▶ [DATA EXCERPTS]:
━━━━━━━━━━

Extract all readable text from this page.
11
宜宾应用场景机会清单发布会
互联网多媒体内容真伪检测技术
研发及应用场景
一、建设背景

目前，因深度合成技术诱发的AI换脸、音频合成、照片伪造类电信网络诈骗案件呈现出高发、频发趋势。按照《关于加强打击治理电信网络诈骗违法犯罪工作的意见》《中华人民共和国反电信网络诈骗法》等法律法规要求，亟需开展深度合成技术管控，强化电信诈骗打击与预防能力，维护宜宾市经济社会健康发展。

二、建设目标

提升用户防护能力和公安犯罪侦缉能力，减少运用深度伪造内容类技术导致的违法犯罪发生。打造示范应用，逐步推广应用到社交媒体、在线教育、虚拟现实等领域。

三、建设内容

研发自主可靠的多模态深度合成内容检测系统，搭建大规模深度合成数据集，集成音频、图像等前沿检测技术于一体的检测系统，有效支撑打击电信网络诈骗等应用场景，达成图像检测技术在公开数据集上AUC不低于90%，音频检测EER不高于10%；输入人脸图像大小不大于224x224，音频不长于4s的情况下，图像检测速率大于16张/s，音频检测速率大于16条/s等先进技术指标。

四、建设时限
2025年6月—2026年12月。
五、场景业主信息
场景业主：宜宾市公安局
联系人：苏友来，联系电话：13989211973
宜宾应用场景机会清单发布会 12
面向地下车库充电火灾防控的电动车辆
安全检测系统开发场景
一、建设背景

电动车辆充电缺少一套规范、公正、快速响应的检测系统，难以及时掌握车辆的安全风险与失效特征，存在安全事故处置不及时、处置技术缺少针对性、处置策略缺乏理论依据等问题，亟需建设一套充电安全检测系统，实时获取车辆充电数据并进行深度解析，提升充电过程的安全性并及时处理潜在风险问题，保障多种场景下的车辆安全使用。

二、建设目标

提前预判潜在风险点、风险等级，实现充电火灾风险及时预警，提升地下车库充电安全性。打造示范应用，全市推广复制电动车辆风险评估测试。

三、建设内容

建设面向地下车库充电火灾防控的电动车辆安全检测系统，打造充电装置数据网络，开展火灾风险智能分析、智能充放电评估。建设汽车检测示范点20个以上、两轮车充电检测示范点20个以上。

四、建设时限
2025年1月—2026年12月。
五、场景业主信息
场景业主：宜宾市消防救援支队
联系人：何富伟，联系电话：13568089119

━━━━━━━━━━

▶ [STATED GOAL]:
Reproduce every record above exactly as it appears.

▶ [TASK RESULT]:
Extract all readable text from this page.
11
宜宾应用场景机会清单发布会
互联网多媒体内容真伪检测技术
研发及应用场景
一、建设背景

目前，因深度合成技术诱发的AI换脸、音频合成、照片伪造类电信网络诈骗案件呈现出高发、频发趋势。按照《关于加强打击治理电信网络诈骗违法犯罪工作的意见》《中华人民共和国反电信网络诈骗法》等法律法规要求，亟需开展深度合成技术管控，强化电信诈骗打击与预防能力，维护宜宾市经济社会健康发展。

二、建设目标

提升用户防护能力和公安犯罪侦缉能力，减少运用深度伪造内容类技术导致的违法犯罪发生。打造示范应用，逐步推广应用到社交媒体、在线教育、虚拟现实等领域。

三、建设内容

研发自主可靠的多模态深度合成内容检测系统，搭建大规模深度合成数据集，集成音频、图像等前沿检测技术于一体的检测系统，有效支撑打击电信网络诈骗等应用场景，达成图像检测技术在公开数据集上AUC不低于90%，音频检测EER不高于10%；输入人脸图像大小不大于224x224，音频不长于4s的情况下，图像检测速率大于16张/s，音频检测速率大于16条/s等先进技术指标。

四、建设时限
2025年6月—2026年12月。
五、场景业主信息
场景业主：宜宾市公安局
联系人：苏友来，联系电话：13989211973
宜宾应用场景机会清单发布会 12
面向地下车库充电火灾防控的电动车辆
安全检测系统开发场景
一、建设背景

电动车辆充电缺少一套规范、公正、快速响应的检测系统，难以及时掌握车辆的安全风险与失效特征，存在安全事故处置不及时、处置技术缺少针对性、处置策略缺乏理论依据等问题，亟需建设一套充电安全检测系统，实时获取车辆充电数据并进行深度解析，提升充电过程的安全性并及时处理潜在风险问题，保障多种场景下的车辆安全使用。

二、建设目标

提前预判潜在风险点、风险等级，实现充电火灾风险及时预警，提升地下车库充电安全性。打造示范应用，全市推广复制电动车辆风险评估测试。

三、建设内容

建设面向地下车库充电火灾防控的电动车辆安全检测系统，打造充电装置数据网络，开展火灾风险智能分析、智能充放电评估。建设汽车检测示范点20个以上、两轮车充电检测示范点20个以上。

四、建设时限
2025年1月—2026年12月。
五、场景业主信息
场景业主：宜宾市消防救援支队
联系人：何富伟，联系电话：13568089119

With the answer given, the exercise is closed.